Task brief:
Exactly as written, please set down all of the entries again, with no pictures.

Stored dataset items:
================================
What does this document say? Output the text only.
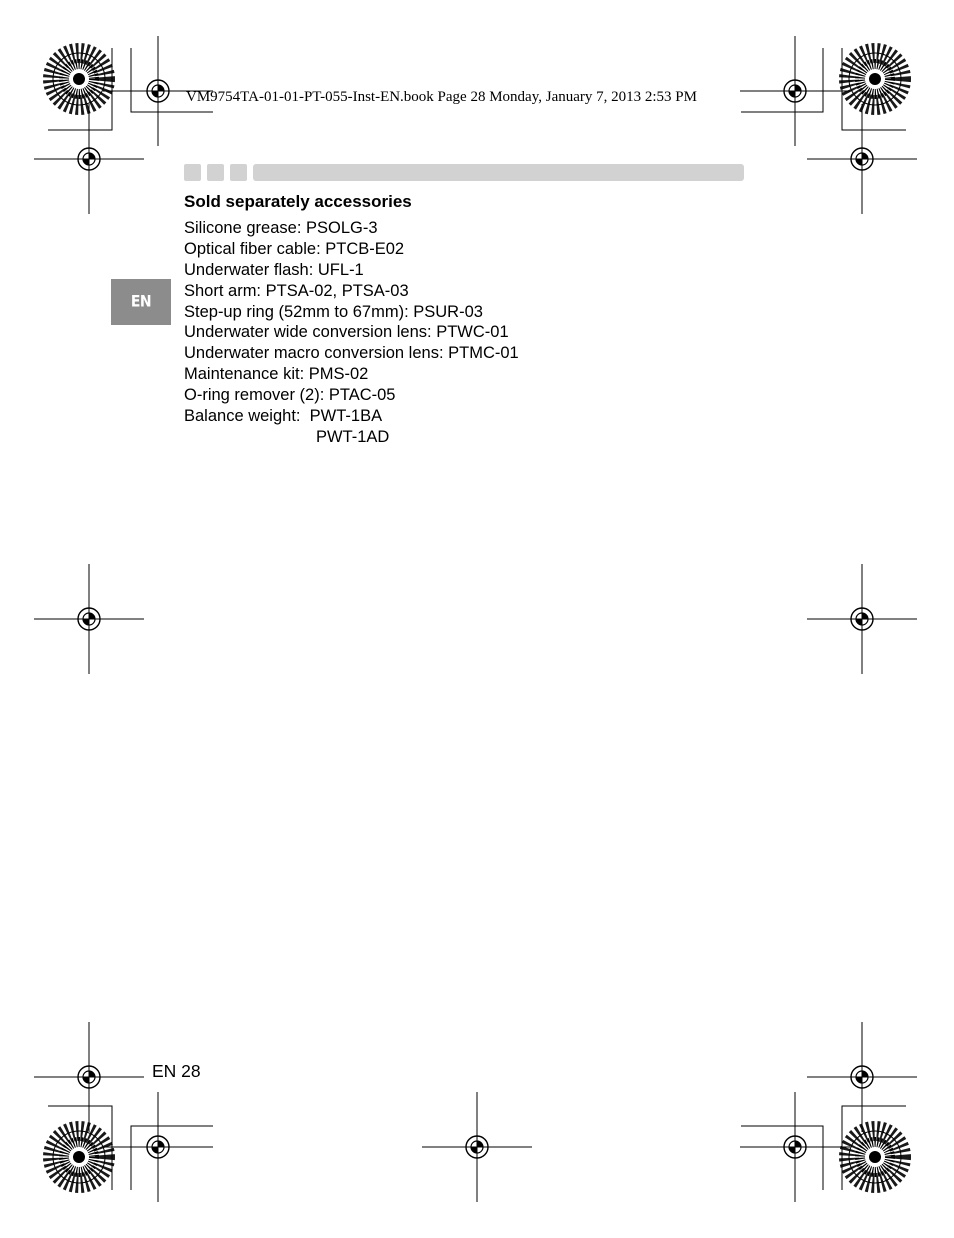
VM9754TA-01-01-PT-055-Inst-EN.book Page 28 Monday, January 7, 2013 2:53 PM
EN
Sold separately accessories
Silicone grease: PSOLG-3
Optical fiber cable: PTCB-E02
Underwater flash: UFL-1
Short arm: PTSA-02, PTSA-03
Step-up ring (52mm to 67mm): PSUR-03
Underwater wide conversion lens: PTWC-01
Underwater macro conversion lens: PTMC-01
Maintenance kit: PMS-02
O-ring remover (2): PTAC-05
Balance weight:  PWT-1BA
PWT-1AD
EN 28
================================
Written response:
What does this document say? Output the text only.
VM9754TA-01-01-PT-055-Inst-EN.book Page 28 Monday, January 7, 2013 2:53 PM
EN
Sold separately accessories
Silicone grease: PSOLG-3
Optical fiber cable: PTCB-E02
Underwater flash: UFL-1
Short arm: PTSA-02, PTSA-03
Step-up ring (52mm to 67mm): PSUR-03
Underwater wide conversion lens: PTWC-01
Underwater macro conversion lens: PTMC-01
Maintenance kit: PMS-02
O-ring remover (2): PTAC-05
Balance weight:  PWT-1BA
PWT-1AD
EN 28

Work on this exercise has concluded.